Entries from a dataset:
++++

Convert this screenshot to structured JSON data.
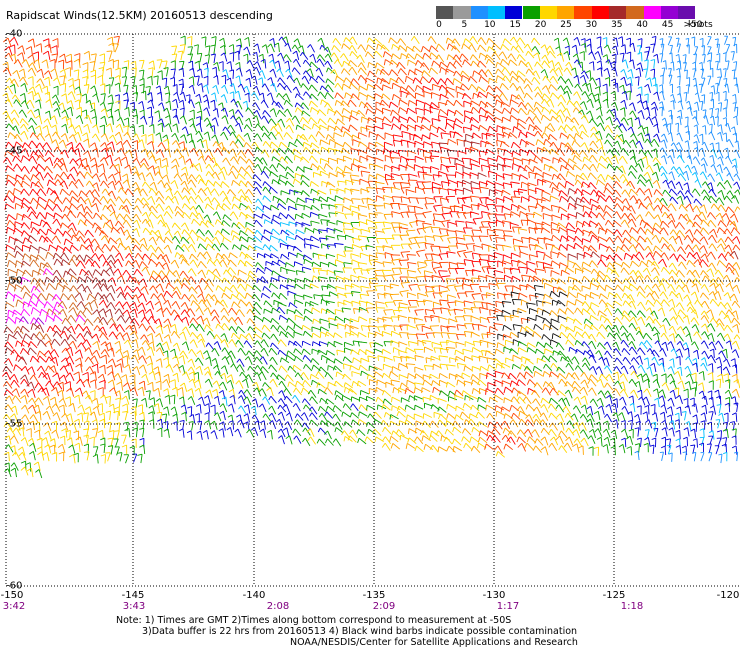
{
  "title": "Rapidscat Winds(12.5KM) 20160513 descending",
  "legend": {
    "colors": [
      "#555555",
      "#9a9a9a",
      "#1e90ff",
      "#00bfff",
      "#0000d8",
      "#0aa000",
      "#ffd700",
      "#ffa500",
      "#ff4500",
      "#ff0000",
      "#a52a2a",
      "#d2691e",
      "#ff00ff",
      "#9400d3",
      "#6a0dad"
    ],
    "labels": [
      "0",
      "5",
      "10",
      "15",
      "20",
      "25",
      "30",
      "35",
      "40",
      "45",
      ">50"
    ],
    "unit": "knots"
  },
  "map": {
    "lat_labels": [
      "-40",
      "-45",
      "-50",
      "-55",
      "-60"
    ],
    "lon_labels": [
      "-150",
      "-145",
      "-140",
      "-135",
      "-130",
      "-125",
      "-120"
    ],
    "time_labels": [
      "3:42",
      "3:43",
      "2:08",
      "2:09",
      "1:17",
      "1:18"
    ]
  },
  "notes": {
    "line1": "Note: 1) Times are GMT 2)Times along bottom correspond to measurement at -50S",
    "line2": "3)Data buffer is 22 hrs from 20160513 4) Black wind barbs indicate possible contamination",
    "line3": "NOAA/NESDIS/Center for Satellite Applications and Research"
  }
}
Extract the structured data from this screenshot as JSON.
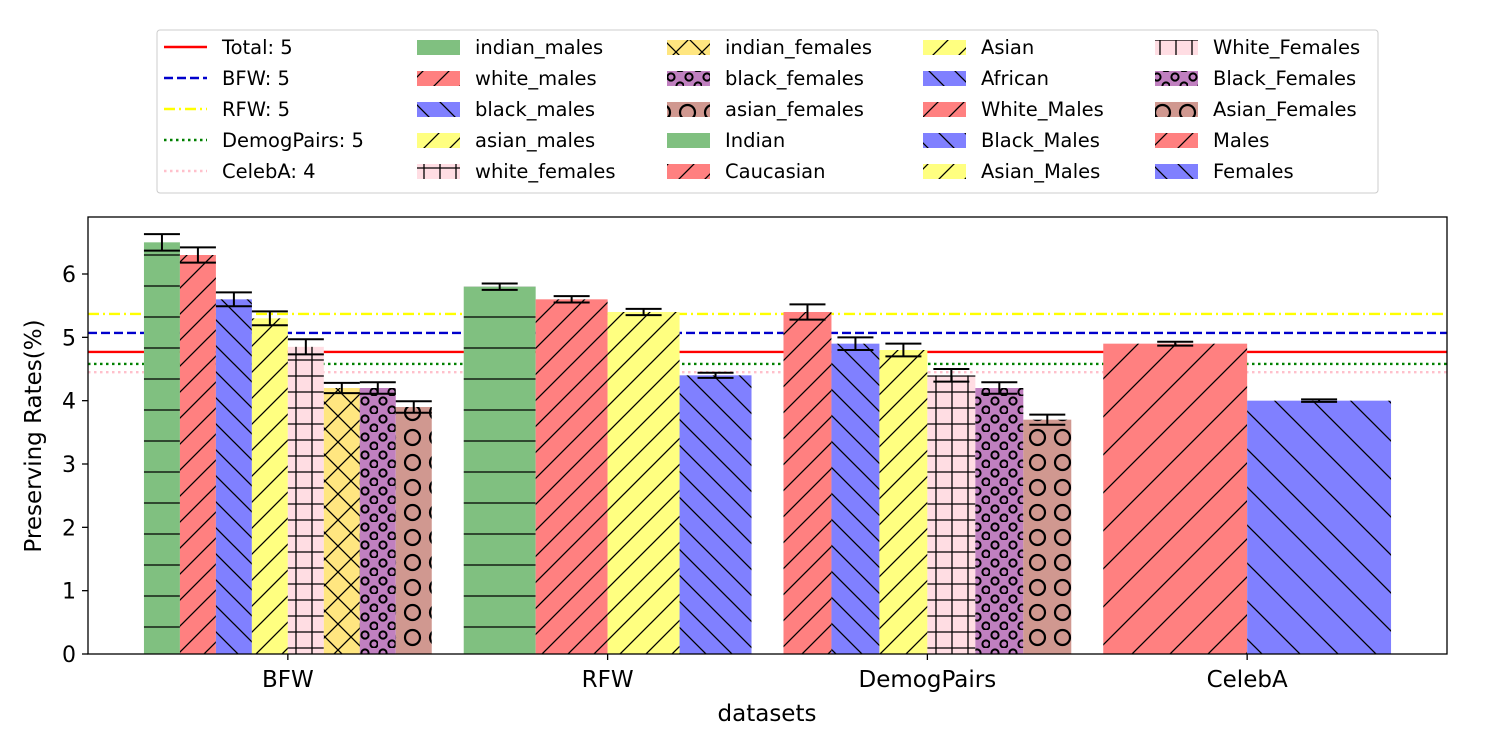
{
  "chart_data": {
    "type": "bar",
    "xlabel": "datasets",
    "ylabel": "Preserving Rates(%)",
    "ylim": [
      0,
      6.9
    ],
    "yticks": [
      0,
      1,
      2,
      3,
      4,
      5,
      6
    ],
    "grid": false,
    "legend_placement": "top-center",
    "groups": [
      {
        "name": "BFW",
        "bars": [
          {
            "label": "indian_males",
            "value": 6.5,
            "err": 0.13,
            "color": "#80c080",
            "hatch": "hline"
          },
          {
            "label": "white_males",
            "value": 6.3,
            "err": 0.12,
            "color": "#ff8080",
            "hatch": "fslash"
          },
          {
            "label": "black_males",
            "value": 5.6,
            "err": 0.11,
            "color": "#8080ff",
            "hatch": "bslash"
          },
          {
            "label": "asian_males",
            "value": 5.3,
            "err": 0.11,
            "color": "#ffff80",
            "hatch": "fslash"
          },
          {
            "label": "white_females",
            "value": 4.85,
            "err": 0.12,
            "color": "#ffdde3",
            "hatch": "plus"
          },
          {
            "label": "indian_females",
            "value": 4.2,
            "err": 0.08,
            "color": "#ffe680",
            "hatch": "cross"
          },
          {
            "label": "black_females",
            "value": 4.2,
            "err": 0.09,
            "color": "#c080c0",
            "hatch": "smallcircle"
          },
          {
            "label": "asian_females",
            "value": 3.9,
            "err": 0.09,
            "color": "#d09890",
            "hatch": "bigcircle"
          }
        ]
      },
      {
        "name": "RFW",
        "bars": [
          {
            "label": "Indian",
            "value": 5.8,
            "err": 0.05,
            "color": "#80c080",
            "hatch": "hline"
          },
          {
            "label": "Caucasian",
            "value": 5.6,
            "err": 0.05,
            "color": "#ff8080",
            "hatch": "fslash"
          },
          {
            "label": "Asian",
            "value": 5.4,
            "err": 0.05,
            "color": "#ffff80",
            "hatch": "fslash"
          },
          {
            "label": "African",
            "value": 4.4,
            "err": 0.04,
            "color": "#8080ff",
            "hatch": "bslash"
          }
        ]
      },
      {
        "name": "DemogPairs",
        "bars": [
          {
            "label": "White_Males",
            "value": 5.4,
            "err": 0.12,
            "color": "#ff8080",
            "hatch": "fslash"
          },
          {
            "label": "Black_Males",
            "value": 4.9,
            "err": 0.1,
            "color": "#8080ff",
            "hatch": "bslash"
          },
          {
            "label": "Asian_Males",
            "value": 4.8,
            "err": 0.1,
            "color": "#ffff80",
            "hatch": "fslash"
          },
          {
            "label": "White_Females",
            "value": 4.4,
            "err": 0.1,
            "color": "#ffdde3",
            "hatch": "plus"
          },
          {
            "label": "Black_Females",
            "value": 4.2,
            "err": 0.09,
            "color": "#c080c0",
            "hatch": "smallcircle"
          },
          {
            "label": "Asian_Females",
            "value": 3.7,
            "err": 0.08,
            "color": "#d09890",
            "hatch": "bigcircle"
          }
        ]
      },
      {
        "name": "CelebA",
        "bars": [
          {
            "label": "Males",
            "value": 4.9,
            "err": 0.03,
            "color": "#ff8080",
            "hatch": "fslash"
          },
          {
            "label": "Females",
            "value": 4.0,
            "err": 0.02,
            "color": "#8080ff",
            "hatch": "bslash"
          }
        ]
      }
    ],
    "reference_lines": [
      {
        "label": "Total: 5",
        "value": 4.77,
        "color": "#ff0000",
        "dash": "solid"
      },
      {
        "label": "BFW: 5",
        "value": 5.07,
        "color": "#0000cc",
        "dash": "dashed"
      },
      {
        "label": "RFW: 5",
        "value": 5.37,
        "color": "#ffff00",
        "dash": "dashdot"
      },
      {
        "label": "DemogPairs: 5",
        "value": 4.58,
        "color": "#008000",
        "dash": "dotted"
      },
      {
        "label": "CelebA: 4",
        "value": 4.45,
        "color": "#ffc0cb",
        "dash": "dotted"
      }
    ]
  }
}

++++

TASK
Omit the pictures and give the material again, exactly and in full.

SOLUTION
Convert this screenshot to structured JSON data.
{
  "title": "Rapidscat Winds(12.5KM) 20160513 descending",
  "legend": {
    "colors": [
      "#555555",
      "#9a9a9a",
      "#1e90ff",
      "#00bfff",
      "#0000d8",
      "#0aa000",
      "#ffd700",
      "#ffa500",
      "#ff4500",
      "#ff0000",
      "#a52a2a",
      "#d2691e",
      "#ff00ff",
      "#9400d3",
      "#6a0dad"
    ],
    "labels": [
      "0",
      "5",
      "10",
      "15",
      "20",
      "25",
      "30",
      "35",
      "40",
      "45",
      ">50"
    ],
    "unit": "knots"
  },
  "map": {
    "lat_labels": [
      "-40",
      "-45",
      "-50",
      "-55",
      "-60"
    ],
    "lon_labels": [
      "-150",
      "-145",
      "-140",
      "-135",
      "-130",
      "-125",
      "-120"
    ],
    "time_labels": [
      "3:42",
      "3:43",
      "2:08",
      "2:09",
      "1:17",
      "1:18"
    ]
  },
  "notes": {
    "line1": "Note: 1) Times are GMT 2)Times along bottom correspond to measurement at -50S",
    "line2": "3)Data buffer is 22 hrs from 20160513 4) Black wind barbs indicate possible contamination",
    "line3": "NOAA/NESDIS/Center for Satellite Applications and Research"
  }
}
Extract the structured data from this screenshot as JSON.
{
  "chart_data": {
    "type": "bar",
    "xlabel": "datasets",
    "ylabel": "Preserving Rates(%)",
    "ylim": [
      0,
      6.9
    ],
    "yticks": [
      0,
      1,
      2,
      3,
      4,
      5,
      6
    ],
    "grid": false,
    "legend_placement": "top-center",
    "groups": [
      {
        "name": "BFW",
        "bars": [
          {
            "label": "indian_males",
            "value": 6.5,
            "err": 0.13,
            "color": "#80c080",
            "hatch": "hline"
          },
          {
            "label": "white_males",
            "value": 6.3,
            "err": 0.12,
            "color": "#ff8080",
            "hatch": "fslash"
          },
          {
            "label": "black_males",
            "value": 5.6,
            "err": 0.11,
            "color": "#8080ff",
            "hatch": "bslash"
          },
          {
            "label": "asian_males",
            "value": 5.3,
            "err": 0.11,
            "color": "#ffff80",
            "hatch": "fslash"
          },
          {
            "label": "white_females",
            "value": 4.85,
            "err": 0.12,
            "color": "#ffdde3",
            "hatch": "plus"
          },
          {
            "label": "indian_females",
            "value": 4.2,
            "err": 0.08,
            "color": "#ffe680",
            "hatch": "cross"
          },
          {
            "label": "black_females",
            "value": 4.2,
            "err": 0.09,
            "color": "#c080c0",
            "hatch": "smallcircle"
          },
          {
            "label": "asian_females",
            "value": 3.9,
            "err": 0.09,
            "color": "#d09890",
            "hatch": "bigcircle"
          }
        ]
      },
      {
        "name": "RFW",
        "bars": [
          {
            "label": "Indian",
            "value": 5.8,
            "err": 0.05,
            "color": "#80c080",
            "hatch": "hline"
          },
          {
            "label": "Caucasian",
            "value": 5.6,
            "err": 0.05,
            "color": "#ff8080",
            "hatch": "fslash"
          },
          {
            "label": "Asian",
            "value": 5.4,
            "err": 0.05,
            "color": "#ffff80",
            "hatch": "fslash"
          },
          {
            "label": "African",
            "value": 4.4,
            "err": 0.04,
            "color": "#8080ff",
            "hatch": "bslash"
          }
        ]
      },
      {
        "name": "DemogPairs",
        "bars": [
          {
            "label": "White_Males",
            "value": 5.4,
            "err": 0.12,
            "color": "#ff8080",
            "hatch": "fslash"
          },
          {
            "label": "Black_Males",
            "value": 4.9,
            "err": 0.1,
            "color": "#8080ff",
            "hatch": "bslash"
          },
          {
            "label": "Asian_Males",
            "value": 4.8,
            "err": 0.1,
            "color": "#ffff80",
            "hatch": "fslash"
          },
          {
            "label": "White_Females",
            "value": 4.4,
            "err": 0.1,
            "color": "#ffdde3",
            "hatch": "plus"
          },
          {
            "label": "Black_Females",
            "value": 4.2,
            "err": 0.09,
            "color": "#c080c0",
            "hatch": "smallcircle"
          },
          {
            "label": "Asian_Females",
            "value": 3.7,
            "err": 0.08,
            "color": "#d09890",
            "hatch": "bigcircle"
          }
        ]
      },
      {
        "name": "CelebA",
        "bars": [
          {
            "label": "Males",
            "value": 4.9,
            "err": 0.03,
            "color": "#ff8080",
            "hatch": "fslash"
          },
          {
            "label": "Females",
            "value": 4.0,
            "err": 0.02,
            "color": "#8080ff",
            "hatch": "bslash"
          }
        ]
      }
    ],
    "reference_lines": [
      {
        "label": "Total: 5",
        "value": 4.77,
        "color": "#ff0000",
        "dash": "solid"
      },
      {
        "label": "BFW: 5",
        "value": 5.07,
        "color": "#0000cc",
        "dash": "dashed"
      },
      {
        "label": "RFW: 5",
        "value": 5.37,
        "color": "#ffff00",
        "dash": "dashdot"
      },
      {
        "label": "DemogPairs: 5",
        "value": 4.58,
        "color": "#008000",
        "dash": "dotted"
      },
      {
        "label": "CelebA: 4",
        "value": 4.45,
        "color": "#ffc0cb",
        "dash": "dotted"
      }
    ]
  }
}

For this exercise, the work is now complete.